▶ [Tasks to perform]:
1. Decide whether each statement agrees with the passage on Scottish Protestants and the British Empire, answering yes or no and quoting the passage's deciding words: (a) Scottish Protestants tended to see the British Empire as a divinely-ordained means of spreading their faith. (b) The passage says medical work had been a major emphasis of the Scottish Reformation. (c) According to the passage, Scots held their view of the Empire without any dissent.
2. List every named historical event or movement that appears in the passage on Scottish Protestants and the British Empire.
3. Write a continuation of the passage on Scottish Protestants and the British Empire, beginning after its final sentence.

▶ [Text segment]:
Although not without dissenting voices, most Scots perceived the British Empire through a pervasive faith in the benefits of free trade and the superiority of Western civilization. This could blind them to the injustices of unequal trading relations which led to increased poverty in India and China, or to the immorality of imposing opium on China through the Opium Wars. Scottish Protestants, influenced by the Scottish Reformation and ideal of the godly commonwealth, tended to view the British Empire as a divinely-ordained means to spread the Protestant faith to the peoples of India and China. Sensitive to what they viewed as the religious responsibilities of Empire, and believing that God directed human events, Scottish Protestants worked to remove or
diminish social and cultural obstacles to Christian conversion in India and China. They placed particular emphasis on education, which had been a major priority of the Scottish Reformation, and on medical work, which had been a major emphasis of the Scottish Enlightenment. They devoted themselves to bringing knowledge of God to individuals, expecting that personal transformations would in time to lead to social transformations, and elevate the societies of India and China both materially and morally. They hoped to see both fundamental transformations of the societies of Asia, and mass religious conversions of the peoples of India and China to Protestant Christianity.

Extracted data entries
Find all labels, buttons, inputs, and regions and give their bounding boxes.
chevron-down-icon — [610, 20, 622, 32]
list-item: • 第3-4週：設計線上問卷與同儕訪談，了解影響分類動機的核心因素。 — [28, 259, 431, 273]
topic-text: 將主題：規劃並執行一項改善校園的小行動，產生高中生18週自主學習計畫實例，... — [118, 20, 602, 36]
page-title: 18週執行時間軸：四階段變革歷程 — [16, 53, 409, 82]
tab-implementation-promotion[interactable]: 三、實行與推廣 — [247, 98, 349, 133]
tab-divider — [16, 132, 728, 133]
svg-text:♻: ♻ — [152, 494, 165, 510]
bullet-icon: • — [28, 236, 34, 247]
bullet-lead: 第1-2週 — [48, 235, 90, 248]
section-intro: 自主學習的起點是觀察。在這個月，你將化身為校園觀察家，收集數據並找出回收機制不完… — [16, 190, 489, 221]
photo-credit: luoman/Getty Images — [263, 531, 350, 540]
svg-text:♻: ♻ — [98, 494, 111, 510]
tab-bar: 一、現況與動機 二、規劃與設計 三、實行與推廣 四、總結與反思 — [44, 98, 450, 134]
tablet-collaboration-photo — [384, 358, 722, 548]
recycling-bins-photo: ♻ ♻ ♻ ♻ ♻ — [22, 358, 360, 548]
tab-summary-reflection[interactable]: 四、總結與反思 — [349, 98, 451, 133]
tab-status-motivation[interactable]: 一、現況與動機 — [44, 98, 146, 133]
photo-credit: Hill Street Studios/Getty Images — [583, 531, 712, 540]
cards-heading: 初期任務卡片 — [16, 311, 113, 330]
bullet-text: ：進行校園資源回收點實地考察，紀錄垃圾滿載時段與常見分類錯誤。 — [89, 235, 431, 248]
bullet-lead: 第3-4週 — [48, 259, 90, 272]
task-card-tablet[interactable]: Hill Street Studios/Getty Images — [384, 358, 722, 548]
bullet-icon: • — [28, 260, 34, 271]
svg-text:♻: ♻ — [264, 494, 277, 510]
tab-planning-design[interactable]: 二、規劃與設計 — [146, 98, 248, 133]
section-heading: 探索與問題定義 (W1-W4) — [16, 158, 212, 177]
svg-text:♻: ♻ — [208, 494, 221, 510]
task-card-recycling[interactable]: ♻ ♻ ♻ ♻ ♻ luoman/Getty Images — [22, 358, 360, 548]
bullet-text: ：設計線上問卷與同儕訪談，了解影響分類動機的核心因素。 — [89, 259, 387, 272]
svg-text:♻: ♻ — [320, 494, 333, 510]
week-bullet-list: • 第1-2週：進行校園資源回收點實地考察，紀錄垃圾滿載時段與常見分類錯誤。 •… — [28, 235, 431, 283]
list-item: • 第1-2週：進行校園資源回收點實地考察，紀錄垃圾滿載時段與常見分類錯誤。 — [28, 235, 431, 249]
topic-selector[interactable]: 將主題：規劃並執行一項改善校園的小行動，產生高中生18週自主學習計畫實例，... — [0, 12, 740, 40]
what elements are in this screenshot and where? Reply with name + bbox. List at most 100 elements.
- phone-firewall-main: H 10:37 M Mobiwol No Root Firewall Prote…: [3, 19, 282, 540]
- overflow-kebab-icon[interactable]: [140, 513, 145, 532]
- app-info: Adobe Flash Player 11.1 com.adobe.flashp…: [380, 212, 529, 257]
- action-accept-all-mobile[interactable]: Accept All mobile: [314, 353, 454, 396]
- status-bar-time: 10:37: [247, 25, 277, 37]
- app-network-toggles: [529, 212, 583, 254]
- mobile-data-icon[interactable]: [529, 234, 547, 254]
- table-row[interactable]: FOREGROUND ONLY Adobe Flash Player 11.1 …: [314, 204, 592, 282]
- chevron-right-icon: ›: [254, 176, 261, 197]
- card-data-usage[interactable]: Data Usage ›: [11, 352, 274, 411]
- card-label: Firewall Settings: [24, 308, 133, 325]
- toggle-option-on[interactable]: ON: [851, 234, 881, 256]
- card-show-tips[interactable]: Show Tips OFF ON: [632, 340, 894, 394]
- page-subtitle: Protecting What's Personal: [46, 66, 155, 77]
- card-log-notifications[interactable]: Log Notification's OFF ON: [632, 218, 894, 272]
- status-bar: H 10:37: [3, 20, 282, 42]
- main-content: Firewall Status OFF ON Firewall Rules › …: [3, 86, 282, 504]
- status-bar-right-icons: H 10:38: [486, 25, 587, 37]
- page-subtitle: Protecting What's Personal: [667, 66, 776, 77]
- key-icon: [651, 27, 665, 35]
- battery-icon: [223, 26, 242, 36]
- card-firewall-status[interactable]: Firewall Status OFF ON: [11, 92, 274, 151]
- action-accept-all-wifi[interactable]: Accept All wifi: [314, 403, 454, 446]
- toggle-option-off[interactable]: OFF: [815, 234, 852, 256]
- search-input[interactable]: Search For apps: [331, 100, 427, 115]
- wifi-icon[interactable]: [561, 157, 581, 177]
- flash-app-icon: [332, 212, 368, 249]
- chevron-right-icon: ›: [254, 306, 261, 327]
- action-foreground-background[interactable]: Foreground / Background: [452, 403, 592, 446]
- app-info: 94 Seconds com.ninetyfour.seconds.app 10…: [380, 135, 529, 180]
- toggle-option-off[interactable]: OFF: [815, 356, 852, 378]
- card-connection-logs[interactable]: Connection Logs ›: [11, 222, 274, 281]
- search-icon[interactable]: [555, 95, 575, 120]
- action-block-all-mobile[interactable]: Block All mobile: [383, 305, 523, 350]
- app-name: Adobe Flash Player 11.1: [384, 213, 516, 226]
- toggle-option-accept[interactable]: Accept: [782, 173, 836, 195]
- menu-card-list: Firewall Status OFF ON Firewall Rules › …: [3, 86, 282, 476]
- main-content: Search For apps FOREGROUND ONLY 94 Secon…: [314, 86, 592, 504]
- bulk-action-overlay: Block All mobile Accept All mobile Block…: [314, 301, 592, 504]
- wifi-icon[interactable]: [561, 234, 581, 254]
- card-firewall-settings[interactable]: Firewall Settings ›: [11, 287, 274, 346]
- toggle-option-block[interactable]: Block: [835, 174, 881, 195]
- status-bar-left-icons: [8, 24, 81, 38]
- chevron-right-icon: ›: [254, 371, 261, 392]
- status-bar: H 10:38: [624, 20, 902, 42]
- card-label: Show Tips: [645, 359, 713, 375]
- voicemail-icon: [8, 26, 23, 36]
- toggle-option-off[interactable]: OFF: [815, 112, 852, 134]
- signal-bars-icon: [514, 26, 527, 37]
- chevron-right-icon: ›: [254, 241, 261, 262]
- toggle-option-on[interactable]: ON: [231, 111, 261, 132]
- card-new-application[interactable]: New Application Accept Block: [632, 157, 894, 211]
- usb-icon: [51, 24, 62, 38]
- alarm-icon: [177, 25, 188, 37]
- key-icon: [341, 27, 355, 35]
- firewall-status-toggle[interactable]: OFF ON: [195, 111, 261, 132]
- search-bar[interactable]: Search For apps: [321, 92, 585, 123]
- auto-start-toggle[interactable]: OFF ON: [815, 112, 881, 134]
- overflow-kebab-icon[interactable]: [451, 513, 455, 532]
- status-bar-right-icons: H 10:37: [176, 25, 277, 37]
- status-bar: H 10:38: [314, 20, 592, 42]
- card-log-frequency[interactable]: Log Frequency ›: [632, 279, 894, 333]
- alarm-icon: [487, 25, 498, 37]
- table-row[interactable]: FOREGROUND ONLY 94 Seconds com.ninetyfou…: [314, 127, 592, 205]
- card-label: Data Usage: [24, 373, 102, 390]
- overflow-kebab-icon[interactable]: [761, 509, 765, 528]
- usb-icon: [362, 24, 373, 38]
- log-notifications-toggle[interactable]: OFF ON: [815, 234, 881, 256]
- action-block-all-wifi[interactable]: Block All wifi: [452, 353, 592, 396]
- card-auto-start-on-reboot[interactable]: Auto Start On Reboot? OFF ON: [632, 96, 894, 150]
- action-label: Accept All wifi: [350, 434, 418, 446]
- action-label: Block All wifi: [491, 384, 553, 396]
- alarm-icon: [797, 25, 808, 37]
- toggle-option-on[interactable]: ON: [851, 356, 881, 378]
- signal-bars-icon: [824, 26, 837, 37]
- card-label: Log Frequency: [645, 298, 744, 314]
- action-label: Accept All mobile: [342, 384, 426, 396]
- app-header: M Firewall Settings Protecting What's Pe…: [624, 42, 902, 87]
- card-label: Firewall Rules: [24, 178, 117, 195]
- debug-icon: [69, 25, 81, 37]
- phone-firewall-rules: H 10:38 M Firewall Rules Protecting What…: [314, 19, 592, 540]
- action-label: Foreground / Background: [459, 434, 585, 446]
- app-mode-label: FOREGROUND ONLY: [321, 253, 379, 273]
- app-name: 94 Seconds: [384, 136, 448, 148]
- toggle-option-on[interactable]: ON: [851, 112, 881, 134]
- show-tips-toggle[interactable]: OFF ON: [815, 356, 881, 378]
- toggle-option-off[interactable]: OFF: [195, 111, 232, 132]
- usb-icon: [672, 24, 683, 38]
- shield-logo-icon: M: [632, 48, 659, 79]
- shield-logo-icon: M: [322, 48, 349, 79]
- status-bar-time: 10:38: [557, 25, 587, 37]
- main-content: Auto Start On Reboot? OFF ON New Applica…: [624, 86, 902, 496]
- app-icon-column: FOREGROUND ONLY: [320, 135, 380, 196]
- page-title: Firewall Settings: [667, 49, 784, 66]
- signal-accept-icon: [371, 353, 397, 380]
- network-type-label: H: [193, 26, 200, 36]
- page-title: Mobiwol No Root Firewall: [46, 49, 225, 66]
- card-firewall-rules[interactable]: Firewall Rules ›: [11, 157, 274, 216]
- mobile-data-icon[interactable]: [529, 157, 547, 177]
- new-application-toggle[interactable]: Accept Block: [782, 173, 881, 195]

▶ [Responses for each task]:
1.
(a) Yes: "tended to view the British Empire as a divinely-ordained means to spread the Protestant faith to the peoples of India and China"
(b) No: "medical work, which had been a major emphasis of the Scottish Enlightenment"
(c) No: "Although not without dissenting voices, most Scots perceived the British Empire"

2.
Opium Wars
Scottish Reformation
Scottish Enlightenment

3.
However, the Scottish public did not see these hopes of social and religious transformation fulfilled. Instead, they saw movements of resistance to imperial control emerge in both India and China from the later nineteenth century. For some Scots, these resistance movements resonated with their perceptions of Scotland’s own historic struggles for the preservation of its national identity.
Increasingly, Scottish missionaries and the Scottish public were forced to revisit their religious conceptions of the British Empire and their notions of God’s intentions for the world. They had to re-evaluate their work in the mission fields, and to expand their theological understandings of the religions and cultures of India and China.